## begin TASK MATERIAL

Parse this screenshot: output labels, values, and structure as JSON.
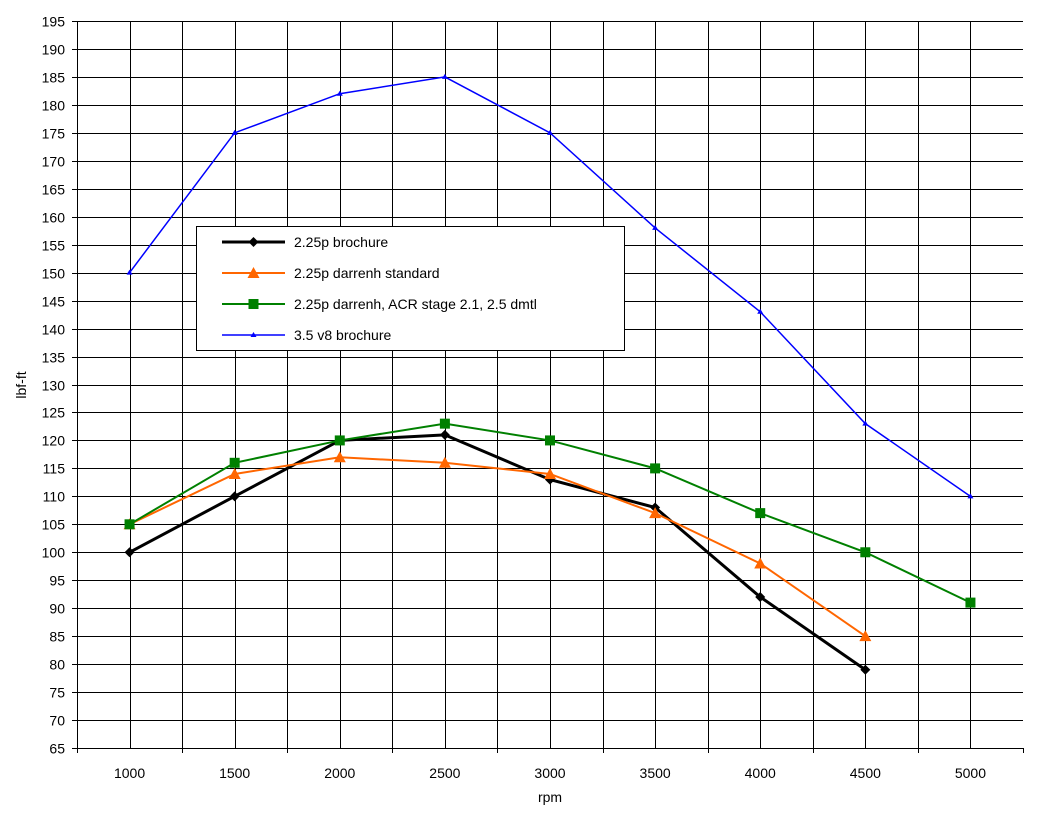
{
  "chart_data": {
    "type": "line",
    "title": "",
    "xlabel": "rpm",
    "ylabel": "lbf-ft",
    "categories": [
      "1000",
      "1500",
      "2000",
      "2500",
      "3000",
      "3500",
      "4000",
      "4500",
      "5000"
    ],
    "ylim": [
      65,
      195
    ],
    "ystep": 5,
    "grid": true,
    "legend_position": "upper-left-inside",
    "series": [
      {
        "name": "2.25p brochure",
        "color": "#000000",
        "marker": "diamond",
        "values": [
          100,
          110,
          120,
          121,
          113,
          108,
          92,
          79,
          null
        ]
      },
      {
        "name": "2.25p darrenh standard",
        "color": "#FF6600",
        "marker": "triangle",
        "values": [
          105,
          114,
          117,
          116,
          114,
          107,
          98,
          85,
          null
        ]
      },
      {
        "name": "2.25p darrenh, ACR stage 2.1, 2.5 dmtl",
        "color": "#008000",
        "marker": "square",
        "values": [
          105,
          116,
          120,
          123,
          120,
          115,
          107,
          100,
          91
        ]
      },
      {
        "name": "3.5 v8 brochure",
        "color": "#0000FF",
        "marker": "triangle-small",
        "values": [
          150,
          175,
          182,
          185,
          175,
          158,
          143,
          123,
          110
        ]
      }
    ]
  }
}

## end TASK MATERIAL

Which lines hold the string "brochure"? Copy all of them from the data above.

- [SOLUTION FOR THIS EXERCISE]:
        "name": "2.25p brochure",
        "name": "3.5 v8 brochure",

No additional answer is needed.